* [WHAT YOU NEED TO DO] Reproduce each line exactly. Skip none.

* [ITEMS]
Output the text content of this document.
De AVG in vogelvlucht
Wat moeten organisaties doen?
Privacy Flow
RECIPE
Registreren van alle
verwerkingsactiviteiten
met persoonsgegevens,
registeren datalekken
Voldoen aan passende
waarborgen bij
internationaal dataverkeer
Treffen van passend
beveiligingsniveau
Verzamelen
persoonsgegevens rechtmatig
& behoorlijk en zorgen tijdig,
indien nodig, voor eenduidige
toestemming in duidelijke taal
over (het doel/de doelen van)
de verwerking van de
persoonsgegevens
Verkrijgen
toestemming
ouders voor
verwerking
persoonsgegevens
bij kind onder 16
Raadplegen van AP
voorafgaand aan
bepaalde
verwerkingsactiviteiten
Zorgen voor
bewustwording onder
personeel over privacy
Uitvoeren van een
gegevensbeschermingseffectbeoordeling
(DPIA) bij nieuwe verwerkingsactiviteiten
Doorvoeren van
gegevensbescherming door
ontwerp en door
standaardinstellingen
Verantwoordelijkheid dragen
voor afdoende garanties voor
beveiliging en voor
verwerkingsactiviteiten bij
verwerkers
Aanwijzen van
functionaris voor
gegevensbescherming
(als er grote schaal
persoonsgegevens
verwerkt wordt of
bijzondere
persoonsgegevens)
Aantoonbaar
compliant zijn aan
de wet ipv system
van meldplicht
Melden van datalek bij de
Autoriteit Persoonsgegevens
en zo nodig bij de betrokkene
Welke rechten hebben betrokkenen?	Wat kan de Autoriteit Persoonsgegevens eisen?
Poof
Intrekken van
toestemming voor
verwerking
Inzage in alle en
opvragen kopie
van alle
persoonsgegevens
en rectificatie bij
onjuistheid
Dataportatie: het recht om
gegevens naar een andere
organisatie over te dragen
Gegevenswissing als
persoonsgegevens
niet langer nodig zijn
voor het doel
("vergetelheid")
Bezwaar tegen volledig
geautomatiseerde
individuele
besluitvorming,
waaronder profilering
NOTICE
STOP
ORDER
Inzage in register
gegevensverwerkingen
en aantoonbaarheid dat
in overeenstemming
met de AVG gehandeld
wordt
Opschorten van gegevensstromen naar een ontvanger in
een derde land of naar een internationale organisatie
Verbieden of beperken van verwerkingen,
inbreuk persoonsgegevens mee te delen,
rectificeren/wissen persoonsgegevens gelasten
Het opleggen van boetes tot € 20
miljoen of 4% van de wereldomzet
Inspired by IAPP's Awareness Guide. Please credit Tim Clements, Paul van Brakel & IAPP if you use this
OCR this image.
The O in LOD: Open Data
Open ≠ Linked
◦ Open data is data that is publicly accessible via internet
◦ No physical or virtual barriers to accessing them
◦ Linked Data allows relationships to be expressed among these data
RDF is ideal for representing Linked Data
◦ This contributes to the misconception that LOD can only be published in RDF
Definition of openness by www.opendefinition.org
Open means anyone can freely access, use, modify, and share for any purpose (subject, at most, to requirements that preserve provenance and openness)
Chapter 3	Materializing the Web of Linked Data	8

* [OUTPUT FOR THIS EXERCISE]
Output the text content of this document.
De AVG in vogelvlucht
Wat moeten organisaties doen?
Privacy Flow
RECIPE
Registreren van alle
verwerkingsactiviteiten
met persoonsgegevens,
registeren datalekken
Voldoen aan passende
waarborgen bij
internationaal dataverkeer
Treffen van passend
beveiligingsniveau
Verzamelen
persoonsgegevens rechtmatig
& behoorlijk en zorgen tijdig,
indien nodig, voor eenduidige
toestemming in duidelijke taal
over (het doel/de doelen van)
de verwerking van de
persoonsgegevens
Verkrijgen
toestemming
ouders voor
verwerking
persoonsgegevens
bij kind onder 16
Raadplegen van AP
voorafgaand aan
bepaalde
verwerkingsactiviteiten
Zorgen voor
bewustwording onder
personeel over privacy
Uitvoeren van een
gegevensbeschermingseffectbeoordeling
(DPIA) bij nieuwe verwerkingsactiviteiten
Doorvoeren van
gegevensbescherming door
ontwerp en door
standaardinstellingen
Verantwoordelijkheid dragen
voor afdoende garanties voor
beveiliging en voor
verwerkingsactiviteiten bij
verwerkers
Aanwijzen van
functionaris voor
gegevensbescherming
(als er grote schaal
persoonsgegevens
verwerkt wordt of
bijzondere
persoonsgegevens)
Aantoonbaar
compliant zijn aan
de wet ipv system
van meldplicht
Melden van datalek bij de
Autoriteit Persoonsgegevens
en zo nodig bij de betrokkene
Welke rechten hebben betrokkenen?	Wat kan de Autoriteit Persoonsgegevens eisen?
Poof
Intrekken van
toestemming voor
verwerking
Inzage in alle en
opvragen kopie
van alle
persoonsgegevens
en rectificatie bij
onjuistheid
Dataportatie: het recht om
gegevens naar een andere
organisatie over te dragen
Gegevenswissing als
persoonsgegevens
niet langer nodig zijn
voor het doel
("vergetelheid")
Bezwaar tegen volledig
geautomatiseerde
individuele
besluitvorming,
waaronder profilering
NOTICE
STOP
ORDER
Inzage in register
gegevensverwerkingen
en aantoonbaarheid dat
in overeenstemming
met de AVG gehandeld
wordt
Opschorten van gegevensstromen naar een ontvanger in
een derde land of naar een internationale organisatie
Verbieden of beperken van verwerkingen,
inbreuk persoonsgegevens mee te delen,
rectificeren/wissen persoonsgegevens gelasten
Het opleggen van boetes tot € 20
miljoen of 4% van de wereldomzet
Inspired by IAPP's Awareness Guide. Please credit Tim Clements, Paul van Brakel & IAPP if you use this
OCR this image.
The O in LOD: Open Data
Open ≠ Linked
◦ Open data is data that is publicly accessible via internet
◦ No physical or virtual barriers to accessing them
◦ Linked Data allows relationships to be expressed among these data
RDF is ideal for representing Linked Data
◦ This contributes to the misconception that LOD can only be published in RDF
Definition of openness by www.opendefinition.org
Open means anyone can freely access, use, modify, and share for any purpose (subject, at most, to requirements that preserve provenance and openness)
Chapter 3	Materializing the Web of Linked Data	8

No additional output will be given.